- **Supplied data**:

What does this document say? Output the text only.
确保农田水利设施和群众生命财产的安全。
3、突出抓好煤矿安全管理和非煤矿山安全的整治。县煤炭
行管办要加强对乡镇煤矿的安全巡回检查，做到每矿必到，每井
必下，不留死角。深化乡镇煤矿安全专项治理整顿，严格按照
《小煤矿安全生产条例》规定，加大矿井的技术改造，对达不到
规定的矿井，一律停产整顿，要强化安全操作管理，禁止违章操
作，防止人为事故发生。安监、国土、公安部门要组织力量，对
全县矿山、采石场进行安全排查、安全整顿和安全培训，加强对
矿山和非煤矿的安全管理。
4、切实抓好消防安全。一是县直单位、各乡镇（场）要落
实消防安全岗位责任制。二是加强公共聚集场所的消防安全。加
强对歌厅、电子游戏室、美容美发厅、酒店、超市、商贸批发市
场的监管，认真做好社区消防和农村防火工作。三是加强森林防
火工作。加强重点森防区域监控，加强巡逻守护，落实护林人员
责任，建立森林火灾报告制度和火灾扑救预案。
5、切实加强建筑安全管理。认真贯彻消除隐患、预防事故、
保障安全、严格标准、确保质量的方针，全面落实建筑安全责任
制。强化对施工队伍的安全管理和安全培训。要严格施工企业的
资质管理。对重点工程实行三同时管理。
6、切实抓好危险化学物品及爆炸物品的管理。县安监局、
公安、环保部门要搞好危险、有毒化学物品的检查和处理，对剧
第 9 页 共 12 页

- **Aim of the exercise**:
Restate the listing above word for word.

- **Final answer**:
What does this document say? Output the text only.
确保农田水利设施和群众生命财产的安全。
3、突出抓好煤矿安全管理和非煤矿山安全的整治。县煤炭
行管办要加强对乡镇煤矿的安全巡回检查，做到每矿必到，每井
必下，不留死角。深化乡镇煤矿安全专项治理整顿，严格按照
《小煤矿安全生产条例》规定，加大矿井的技术改造，对达不到
规定的矿井，一律停产整顿，要强化安全操作管理，禁止违章操
作，防止人为事故发生。安监、国土、公安部门要组织力量，对
全县矿山、采石场进行安全排查、安全整顿和安全培训，加强对
矿山和非煤矿的安全管理。
4、切实抓好消防安全。一是县直单位、各乡镇（场）要落
实消防安全岗位责任制。二是加强公共聚集场所的消防安全。加
强对歌厅、电子游戏室、美容美发厅、酒店、超市、商贸批发市
场的监管，认真做好社区消防和农村防火工作。三是加强森林防
火工作。加强重点森防区域监控，加强巡逻守护，落实护林人员
责任，建立森林火灾报告制度和火灾扑救预案。
5、切实加强建筑安全管理。认真贯彻消除隐患、预防事故、
保障安全、严格标准、确保质量的方针，全面落实建筑安全责任
制。强化对施工队伍的安全管理和安全培训。要严格施工企业的
资质管理。对重点工程实行三同时管理。
6、切实抓好危险化学物品及爆炸物品的管理。县安监局、
公安、环保部门要搞好危险、有毒化学物品的检查和处理，对剧
第 9 页 共 12 页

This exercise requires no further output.